Data entries
☆ ☆ ☆ ☆
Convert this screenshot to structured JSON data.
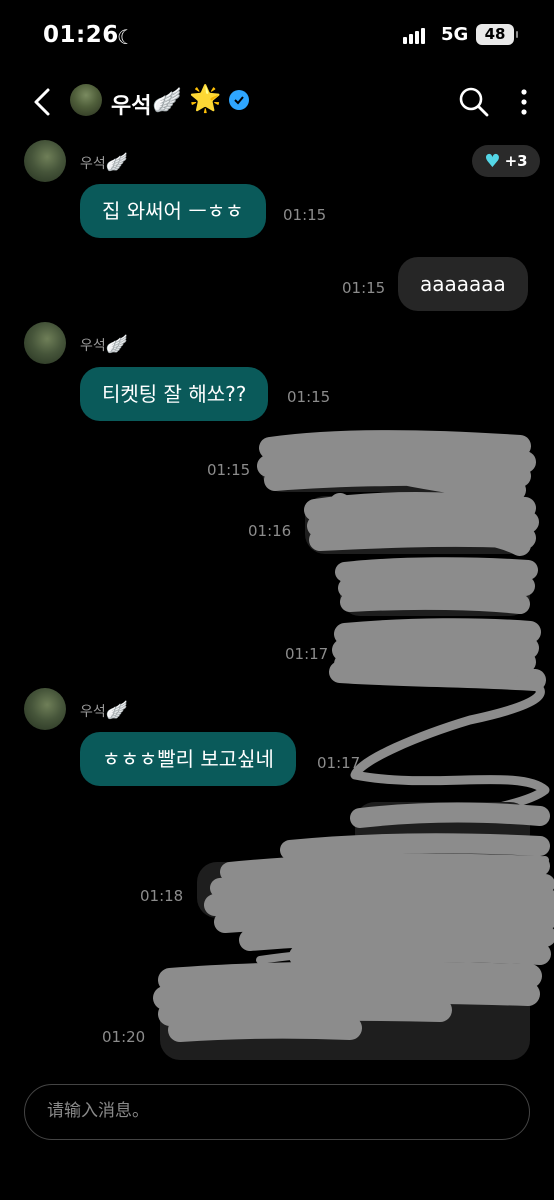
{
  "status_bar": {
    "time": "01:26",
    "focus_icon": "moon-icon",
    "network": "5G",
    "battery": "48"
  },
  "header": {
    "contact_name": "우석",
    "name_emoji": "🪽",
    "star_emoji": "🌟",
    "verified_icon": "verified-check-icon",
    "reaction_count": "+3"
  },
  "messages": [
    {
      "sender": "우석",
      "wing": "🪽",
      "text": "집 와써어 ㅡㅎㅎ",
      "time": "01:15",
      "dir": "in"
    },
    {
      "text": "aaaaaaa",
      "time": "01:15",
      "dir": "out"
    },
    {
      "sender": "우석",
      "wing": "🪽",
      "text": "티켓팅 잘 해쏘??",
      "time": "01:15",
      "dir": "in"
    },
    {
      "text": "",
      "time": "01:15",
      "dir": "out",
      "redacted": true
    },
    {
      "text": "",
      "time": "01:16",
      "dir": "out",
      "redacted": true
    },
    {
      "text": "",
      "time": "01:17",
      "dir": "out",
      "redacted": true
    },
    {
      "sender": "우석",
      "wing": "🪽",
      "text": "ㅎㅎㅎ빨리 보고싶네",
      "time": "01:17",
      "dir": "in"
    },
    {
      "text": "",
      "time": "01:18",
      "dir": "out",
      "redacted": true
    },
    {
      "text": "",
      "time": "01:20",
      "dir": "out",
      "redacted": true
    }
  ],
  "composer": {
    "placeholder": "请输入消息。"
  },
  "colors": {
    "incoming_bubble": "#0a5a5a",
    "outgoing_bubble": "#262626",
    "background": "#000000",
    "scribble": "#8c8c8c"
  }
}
☆ ☆ ☆ ☆
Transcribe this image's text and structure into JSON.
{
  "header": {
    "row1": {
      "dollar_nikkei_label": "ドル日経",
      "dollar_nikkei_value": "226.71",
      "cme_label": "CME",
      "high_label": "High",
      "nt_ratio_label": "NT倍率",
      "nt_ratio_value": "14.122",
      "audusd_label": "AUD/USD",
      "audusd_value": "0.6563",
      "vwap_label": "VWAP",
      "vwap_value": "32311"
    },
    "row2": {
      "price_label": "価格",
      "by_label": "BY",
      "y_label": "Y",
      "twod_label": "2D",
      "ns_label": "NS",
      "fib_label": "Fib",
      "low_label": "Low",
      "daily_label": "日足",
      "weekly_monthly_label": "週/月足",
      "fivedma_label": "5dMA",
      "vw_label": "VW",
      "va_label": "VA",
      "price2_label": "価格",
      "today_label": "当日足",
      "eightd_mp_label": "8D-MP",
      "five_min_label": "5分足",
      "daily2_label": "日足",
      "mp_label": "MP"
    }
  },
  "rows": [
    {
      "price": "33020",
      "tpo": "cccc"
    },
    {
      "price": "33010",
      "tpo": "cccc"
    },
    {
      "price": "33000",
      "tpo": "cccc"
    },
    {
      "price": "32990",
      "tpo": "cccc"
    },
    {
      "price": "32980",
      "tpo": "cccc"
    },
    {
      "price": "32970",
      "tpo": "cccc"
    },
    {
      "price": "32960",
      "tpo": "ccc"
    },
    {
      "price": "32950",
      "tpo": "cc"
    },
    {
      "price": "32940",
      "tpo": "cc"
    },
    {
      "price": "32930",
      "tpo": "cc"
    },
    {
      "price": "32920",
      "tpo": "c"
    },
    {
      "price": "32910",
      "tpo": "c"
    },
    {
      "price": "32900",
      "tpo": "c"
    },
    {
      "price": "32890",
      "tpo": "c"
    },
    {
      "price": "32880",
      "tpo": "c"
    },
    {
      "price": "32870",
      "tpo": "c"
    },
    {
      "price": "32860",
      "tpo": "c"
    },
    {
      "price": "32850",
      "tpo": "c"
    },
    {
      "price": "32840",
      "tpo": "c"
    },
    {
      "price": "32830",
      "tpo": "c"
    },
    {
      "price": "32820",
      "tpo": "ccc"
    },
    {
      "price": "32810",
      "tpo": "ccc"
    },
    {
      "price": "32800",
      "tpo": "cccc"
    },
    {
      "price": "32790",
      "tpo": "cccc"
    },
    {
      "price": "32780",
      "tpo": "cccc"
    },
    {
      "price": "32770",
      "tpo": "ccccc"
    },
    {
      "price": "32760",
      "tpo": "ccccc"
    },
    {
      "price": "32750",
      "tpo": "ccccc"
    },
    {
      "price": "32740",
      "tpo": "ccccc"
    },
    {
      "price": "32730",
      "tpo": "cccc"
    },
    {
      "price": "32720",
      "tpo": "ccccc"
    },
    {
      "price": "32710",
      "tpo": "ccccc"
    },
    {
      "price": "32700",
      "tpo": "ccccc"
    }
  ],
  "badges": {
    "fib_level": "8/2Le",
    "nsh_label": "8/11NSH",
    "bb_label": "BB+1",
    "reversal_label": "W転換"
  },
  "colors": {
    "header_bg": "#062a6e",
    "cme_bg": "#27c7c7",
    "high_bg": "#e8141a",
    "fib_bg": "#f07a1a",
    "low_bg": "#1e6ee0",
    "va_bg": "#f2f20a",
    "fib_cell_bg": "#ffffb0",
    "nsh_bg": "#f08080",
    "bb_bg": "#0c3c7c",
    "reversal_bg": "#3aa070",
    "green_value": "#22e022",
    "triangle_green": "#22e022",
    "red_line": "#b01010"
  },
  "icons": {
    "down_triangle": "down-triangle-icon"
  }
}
☆ ☆ ☆ ☆
JOB ::
Go through the material above and count the lines that include "this". Give the number alone.

CORRECT ANSWER ::
2